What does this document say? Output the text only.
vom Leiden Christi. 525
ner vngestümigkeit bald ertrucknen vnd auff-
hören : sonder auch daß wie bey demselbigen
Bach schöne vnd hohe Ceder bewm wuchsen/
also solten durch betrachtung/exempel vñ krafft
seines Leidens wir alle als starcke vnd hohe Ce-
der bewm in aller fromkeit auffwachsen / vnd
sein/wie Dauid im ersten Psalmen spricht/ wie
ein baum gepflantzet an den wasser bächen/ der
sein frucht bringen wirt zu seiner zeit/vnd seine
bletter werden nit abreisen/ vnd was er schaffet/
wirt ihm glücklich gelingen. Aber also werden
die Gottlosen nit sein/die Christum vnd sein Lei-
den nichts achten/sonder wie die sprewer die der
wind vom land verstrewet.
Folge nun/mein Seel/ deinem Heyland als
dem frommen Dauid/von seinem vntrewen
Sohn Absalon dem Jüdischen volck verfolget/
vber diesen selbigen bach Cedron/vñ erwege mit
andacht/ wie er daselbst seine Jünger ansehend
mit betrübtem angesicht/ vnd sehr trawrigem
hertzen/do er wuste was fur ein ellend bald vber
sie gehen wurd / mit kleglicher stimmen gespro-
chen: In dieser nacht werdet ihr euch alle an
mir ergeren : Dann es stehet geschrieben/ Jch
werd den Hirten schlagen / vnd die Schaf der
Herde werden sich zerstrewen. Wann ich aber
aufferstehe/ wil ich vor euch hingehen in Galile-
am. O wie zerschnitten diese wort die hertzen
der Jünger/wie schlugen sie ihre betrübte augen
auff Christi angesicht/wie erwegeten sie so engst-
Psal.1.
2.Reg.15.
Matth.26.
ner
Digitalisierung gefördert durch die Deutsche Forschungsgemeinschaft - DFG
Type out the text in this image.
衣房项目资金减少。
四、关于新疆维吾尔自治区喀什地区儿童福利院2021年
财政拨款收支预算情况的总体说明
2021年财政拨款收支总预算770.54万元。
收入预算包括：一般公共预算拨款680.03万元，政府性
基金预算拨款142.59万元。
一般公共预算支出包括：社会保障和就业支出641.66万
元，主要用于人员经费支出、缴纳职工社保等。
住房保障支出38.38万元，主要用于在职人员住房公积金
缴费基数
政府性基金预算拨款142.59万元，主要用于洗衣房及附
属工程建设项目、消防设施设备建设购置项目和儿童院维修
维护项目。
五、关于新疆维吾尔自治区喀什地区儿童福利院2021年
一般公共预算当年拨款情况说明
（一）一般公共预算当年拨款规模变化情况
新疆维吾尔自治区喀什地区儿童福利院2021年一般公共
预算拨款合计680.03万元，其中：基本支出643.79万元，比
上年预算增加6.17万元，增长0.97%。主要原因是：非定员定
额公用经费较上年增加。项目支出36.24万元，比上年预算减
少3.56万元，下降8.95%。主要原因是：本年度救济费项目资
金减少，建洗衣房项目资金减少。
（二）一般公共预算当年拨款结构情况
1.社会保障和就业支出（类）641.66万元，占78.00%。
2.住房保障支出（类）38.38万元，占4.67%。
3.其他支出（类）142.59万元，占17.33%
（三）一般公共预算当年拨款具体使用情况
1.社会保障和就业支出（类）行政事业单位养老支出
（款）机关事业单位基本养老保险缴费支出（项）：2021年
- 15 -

+ + + + +

#### [YOUR TASK]
Reproduce every line of the data verbatim.

#### [SOLUTION TO THE EXERCISE]
What does this document say? Output the text only.
vom Leiden Christi. 525
ner vngestümigkeit bald ertrucknen vnd auff-
hören : sonder auch daß wie bey demselbigen
Bach schöne vnd hohe Ceder bewm wuchsen/
also solten durch betrachtung/exempel vñ krafft
seines Leidens wir alle als starcke vnd hohe Ce-
der bewm in aller fromkeit auffwachsen / vnd
sein/wie Dauid im ersten Psalmen spricht/ wie
ein baum gepflantzet an den wasser bächen/ der
sein frucht bringen wirt zu seiner zeit/vnd seine
bletter werden nit abreisen/ vnd was er schaffet/
wirt ihm glücklich gelingen. Aber also werden
die Gottlosen nit sein/die Christum vnd sein Lei-
den nichts achten/sonder wie die sprewer die der
wind vom land verstrewet.
Folge nun/mein Seel/ deinem Heyland als
dem frommen Dauid/von seinem vntrewen
Sohn Absalon dem Jüdischen volck verfolget/
vber diesen selbigen bach Cedron/vñ erwege mit
andacht/ wie er daselbst seine Jünger ansehend
mit betrübtem angesicht/ vnd sehr trawrigem
hertzen/do er wuste was fur ein ellend bald vber
sie gehen wurd / mit kleglicher stimmen gespro-
chen: In dieser nacht werdet ihr euch alle an
mir ergeren : Dann es stehet geschrieben/ Jch
werd den Hirten schlagen / vnd die Schaf der
Herde werden sich zerstrewen. Wann ich aber
aufferstehe/ wil ich vor euch hingehen in Galile-
am. O wie zerschnitten diese wort die hertzen
der Jünger/wie schlugen sie ihre betrübte augen
auff Christi angesicht/wie erwegeten sie so engst-
Psal.1.
2.Reg.15.
Matth.26.
ner
Digitalisierung gefördert durch die Deutsche Forschungsgemeinschaft - DFG
Type out the text in this image.
衣房项目资金减少。
四、关于新疆维吾尔自治区喀什地区儿童福利院2021年
财政拨款收支预算情况的总体说明
2021年财政拨款收支总预算770.54万元。
收入预算包括：一般公共预算拨款680.03万元，政府性
基金预算拨款142.59万元。
一般公共预算支出包括：社会保障和就业支出641.66万
元，主要用于人员经费支出、缴纳职工社保等。
住房保障支出38.38万元，主要用于在职人员住房公积金
缴费基数
政府性基金预算拨款142.59万元，主要用于洗衣房及附
属工程建设项目、消防设施设备建设购置项目和儿童院维修
维护项目。
五、关于新疆维吾尔自治区喀什地区儿童福利院2021年
一般公共预算当年拨款情况说明
（一）一般公共预算当年拨款规模变化情况
新疆维吾尔自治区喀什地区儿童福利院2021年一般公共
预算拨款合计680.03万元，其中：基本支出643.79万元，比
上年预算增加6.17万元，增长0.97%。主要原因是：非定员定
额公用经费较上年增加。项目支出36.24万元，比上年预算减
少3.56万元，下降8.95%。主要原因是：本年度救济费项目资
金减少，建洗衣房项目资金减少。
（二）一般公共预算当年拨款结构情况
1.社会保障和就业支出（类）641.66万元，占78.00%。
2.住房保障支出（类）38.38万元，占4.67%。
3.其他支出（类）142.59万元，占17.33%
（三）一般公共预算当年拨款具体使用情况
1.社会保障和就业支出（类）行政事业单位养老支出
（款）机关事业单位基本养老保险缴费支出（项）：2021年
- 15 -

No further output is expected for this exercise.